* **What you need to do**: Return the listing below in full, with every line exactly as it is.

* **Data provided**:
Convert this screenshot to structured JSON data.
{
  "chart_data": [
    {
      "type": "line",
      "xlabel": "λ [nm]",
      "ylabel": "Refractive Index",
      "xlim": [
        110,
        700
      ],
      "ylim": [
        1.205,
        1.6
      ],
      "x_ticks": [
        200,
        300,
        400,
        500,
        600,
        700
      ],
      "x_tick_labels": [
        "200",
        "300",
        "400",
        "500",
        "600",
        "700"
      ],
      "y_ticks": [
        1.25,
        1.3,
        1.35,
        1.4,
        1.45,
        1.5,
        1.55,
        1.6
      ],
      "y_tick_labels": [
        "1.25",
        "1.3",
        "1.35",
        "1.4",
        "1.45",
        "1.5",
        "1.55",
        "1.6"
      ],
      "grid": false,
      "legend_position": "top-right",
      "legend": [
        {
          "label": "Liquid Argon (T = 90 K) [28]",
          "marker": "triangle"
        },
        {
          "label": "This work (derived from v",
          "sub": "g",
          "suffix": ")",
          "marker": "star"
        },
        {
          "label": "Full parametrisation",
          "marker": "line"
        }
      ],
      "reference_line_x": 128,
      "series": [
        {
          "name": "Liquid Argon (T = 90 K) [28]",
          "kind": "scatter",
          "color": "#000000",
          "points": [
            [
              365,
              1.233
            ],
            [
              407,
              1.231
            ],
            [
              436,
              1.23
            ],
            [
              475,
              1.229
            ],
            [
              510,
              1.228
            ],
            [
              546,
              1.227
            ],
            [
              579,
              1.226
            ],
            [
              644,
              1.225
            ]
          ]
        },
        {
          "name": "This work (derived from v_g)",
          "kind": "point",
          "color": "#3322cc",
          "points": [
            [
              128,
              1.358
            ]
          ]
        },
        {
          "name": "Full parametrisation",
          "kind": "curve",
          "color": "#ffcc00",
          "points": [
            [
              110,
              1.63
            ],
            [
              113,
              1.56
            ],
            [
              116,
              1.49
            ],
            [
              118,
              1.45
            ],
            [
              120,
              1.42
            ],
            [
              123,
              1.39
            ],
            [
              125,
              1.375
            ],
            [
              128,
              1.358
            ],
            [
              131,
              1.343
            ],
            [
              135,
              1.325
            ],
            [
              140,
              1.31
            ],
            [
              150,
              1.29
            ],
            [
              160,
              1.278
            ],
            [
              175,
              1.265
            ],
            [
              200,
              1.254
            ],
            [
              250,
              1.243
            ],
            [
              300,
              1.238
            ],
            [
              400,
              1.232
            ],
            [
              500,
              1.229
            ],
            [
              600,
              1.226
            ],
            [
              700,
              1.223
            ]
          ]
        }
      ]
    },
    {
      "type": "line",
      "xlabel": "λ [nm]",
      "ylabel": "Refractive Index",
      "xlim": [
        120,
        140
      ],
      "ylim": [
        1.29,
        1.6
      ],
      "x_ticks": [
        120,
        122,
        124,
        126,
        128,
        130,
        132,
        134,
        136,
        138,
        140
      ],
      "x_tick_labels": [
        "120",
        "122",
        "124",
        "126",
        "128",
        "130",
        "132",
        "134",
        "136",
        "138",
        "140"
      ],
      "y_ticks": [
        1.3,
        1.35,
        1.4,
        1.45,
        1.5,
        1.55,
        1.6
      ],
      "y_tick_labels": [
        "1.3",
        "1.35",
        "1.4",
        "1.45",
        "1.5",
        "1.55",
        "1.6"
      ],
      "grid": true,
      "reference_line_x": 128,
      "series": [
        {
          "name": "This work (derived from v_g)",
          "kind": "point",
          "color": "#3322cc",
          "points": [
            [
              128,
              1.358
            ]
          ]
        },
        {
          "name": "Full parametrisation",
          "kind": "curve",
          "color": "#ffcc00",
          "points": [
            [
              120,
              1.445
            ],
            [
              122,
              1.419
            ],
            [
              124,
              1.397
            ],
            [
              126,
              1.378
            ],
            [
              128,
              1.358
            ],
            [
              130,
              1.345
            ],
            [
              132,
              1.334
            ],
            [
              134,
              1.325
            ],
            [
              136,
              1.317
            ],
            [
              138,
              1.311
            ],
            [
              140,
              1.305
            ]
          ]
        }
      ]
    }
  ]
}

* **Written response**:
Convert this screenshot to structured JSON data.
{
  "chart_data": [
    {
      "type": "line",
      "xlabel": "λ [nm]",
      "ylabel": "Refractive Index",
      "xlim": [
        110,
        700
      ],
      "ylim": [
        1.205,
        1.6
      ],
      "x_ticks": [
        200,
        300,
        400,
        500,
        600,
        700
      ],
      "x_tick_labels": [
        "200",
        "300",
        "400",
        "500",
        "600",
        "700"
      ],
      "y_ticks": [
        1.25,
        1.3,
        1.35,
        1.4,
        1.45,
        1.5,
        1.55,
        1.6
      ],
      "y_tick_labels": [
        "1.25",
        "1.3",
        "1.35",
        "1.4",
        "1.45",
        "1.5",
        "1.55",
        "1.6"
      ],
      "grid": false,
      "legend_position": "top-right",
      "legend": [
        {
          "label": "Liquid Argon (T = 90 K) [28]",
          "marker": "triangle"
        },
        {
          "label": "This work (derived from v",
          "sub": "g",
          "suffix": ")",
          "marker": "star"
        },
        {
          "label": "Full parametrisation",
          "marker": "line"
        }
      ],
      "reference_line_x": 128,
      "series": [
        {
          "name": "Liquid Argon (T = 90 K) [28]",
          "kind": "scatter",
          "color": "#000000",
          "points": [
            [
              365,
              1.233
            ],
            [
              407,
              1.231
            ],
            [
              436,
              1.23
            ],
            [
              475,
              1.229
            ],
            [
              510,
              1.228
            ],
            [
              546,
              1.227
            ],
            [
              579,
              1.226
            ],
            [
              644,
              1.225
            ]
          ]
        },
        {
          "name": "This work (derived from v_g)",
          "kind": "point",
          "color": "#3322cc",
          "points": [
            [
              128,
              1.358
            ]
          ]
        },
        {
          "name": "Full parametrisation",
          "kind": "curve",
          "color": "#ffcc00",
          "points": [
            [
              110,
              1.63
            ],
            [
              113,
              1.56
            ],
            [
              116,
              1.49
            ],
            [
              118,
              1.45
            ],
            [
              120,
              1.42
            ],
            [
              123,
              1.39
            ],
            [
              125,
              1.375
            ],
            [
              128,
              1.358
            ],
            [
              131,
              1.343
            ],
            [
              135,
              1.325
            ],
            [
              140,
              1.31
            ],
            [
              150,
              1.29
            ],
            [
              160,
              1.278
            ],
            [
              175,
              1.265
            ],
            [
              200,
              1.254
            ],
            [
              250,
              1.243
            ],
            [
              300,
              1.238
            ],
            [
              400,
              1.232
            ],
            [
              500,
              1.229
            ],
            [
              600,
              1.226
            ],
            [
              700,
              1.223
            ]
          ]
        }
      ]
    },
    {
      "type": "line",
      "xlabel": "λ [nm]",
      "ylabel": "Refractive Index",
      "xlim": [
        120,
        140
      ],
      "ylim": [
        1.29,
        1.6
      ],
      "x_ticks": [
        120,
        122,
        124,
        126,
        128,
        130,
        132,
        134,
        136,
        138,
        140
      ],
      "x_tick_labels": [
        "120",
        "122",
        "124",
        "126",
        "128",
        "130",
        "132",
        "134",
        "136",
        "138",
        "140"
      ],
      "y_ticks": [
        1.3,
        1.35,
        1.4,
        1.45,
        1.5,
        1.55,
        1.6
      ],
      "y_tick_labels": [
        "1.3",
        "1.35",
        "1.4",
        "1.45",
        "1.5",
        "1.55",
        "1.6"
      ],
      "grid": true,
      "reference_line_x": 128,
      "series": [
        {
          "name": "This work (derived from v_g)",
          "kind": "point",
          "color": "#3322cc",
          "points": [
            [
              128,
              1.358
            ]
          ]
        },
        {
          "name": "Full parametrisation",
          "kind": "curve",
          "color": "#ffcc00",
          "points": [
            [
              120,
              1.445
            ],
            [
              122,
              1.419
            ],
            [
              124,
              1.397
            ],
            [
              126,
              1.378
            ],
            [
              128,
              1.358
            ],
            [
              130,
              1.345
            ],
            [
              132,
              1.334
            ],
            [
              134,
              1.325
            ],
            [
              136,
              1.317
            ],
            [
              138,
              1.311
            ],
            [
              140,
              1.305
            ]
          ]
        }
      ]
    }
  ]
}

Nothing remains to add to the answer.